**** The input ****

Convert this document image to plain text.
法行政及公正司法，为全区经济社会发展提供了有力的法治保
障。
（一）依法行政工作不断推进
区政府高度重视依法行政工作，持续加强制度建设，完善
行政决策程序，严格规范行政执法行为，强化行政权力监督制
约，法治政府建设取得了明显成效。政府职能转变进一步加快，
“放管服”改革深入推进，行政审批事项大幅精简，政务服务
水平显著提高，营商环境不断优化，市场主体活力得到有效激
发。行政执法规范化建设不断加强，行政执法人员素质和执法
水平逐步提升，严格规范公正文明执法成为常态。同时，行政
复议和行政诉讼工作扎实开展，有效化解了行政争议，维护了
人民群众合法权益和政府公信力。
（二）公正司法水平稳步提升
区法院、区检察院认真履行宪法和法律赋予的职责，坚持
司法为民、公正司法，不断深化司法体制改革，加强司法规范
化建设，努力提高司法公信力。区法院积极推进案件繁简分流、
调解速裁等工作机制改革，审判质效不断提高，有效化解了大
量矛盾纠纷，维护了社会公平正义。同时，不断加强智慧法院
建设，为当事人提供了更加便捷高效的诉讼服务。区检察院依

****

Task prompt
Retype all the records, matching them exactly.

Output of the task
Convert this document image to plain text.
法行政及公正司法，为全区经济社会发展提供了有力的法治保
障。
（一）依法行政工作不断推进
区政府高度重视依法行政工作，持续加强制度建设，完善
行政决策程序，严格规范行政执法行为，强化行政权力监督制
约，法治政府建设取得了明显成效。政府职能转变进一步加快，
“放管服”改革深入推进，行政审批事项大幅精简，政务服务
水平显著提高，营商环境不断优化，市场主体活力得到有效激
发。行政执法规范化建设不断加强，行政执法人员素质和执法
水平逐步提升，严格规范公正文明执法成为常态。同时，行政
复议和行政诉讼工作扎实开展，有效化解了行政争议，维护了
人民群众合法权益和政府公信力。
（二）公正司法水平稳步提升
区法院、区检察院认真履行宪法和法律赋予的职责，坚持
司法为民、公正司法，不断深化司法体制改革，加强司法规范
化建设，努力提高司法公信力。区法院积极推进案件繁简分流、
调解速裁等工作机制改革，审判质效不断提高，有效化解了大
量矛盾纠纷，维护了社会公平正义。同时，不断加强智慧法院
建设，为当事人提供了更加便捷高效的诉讼服务。区检察院依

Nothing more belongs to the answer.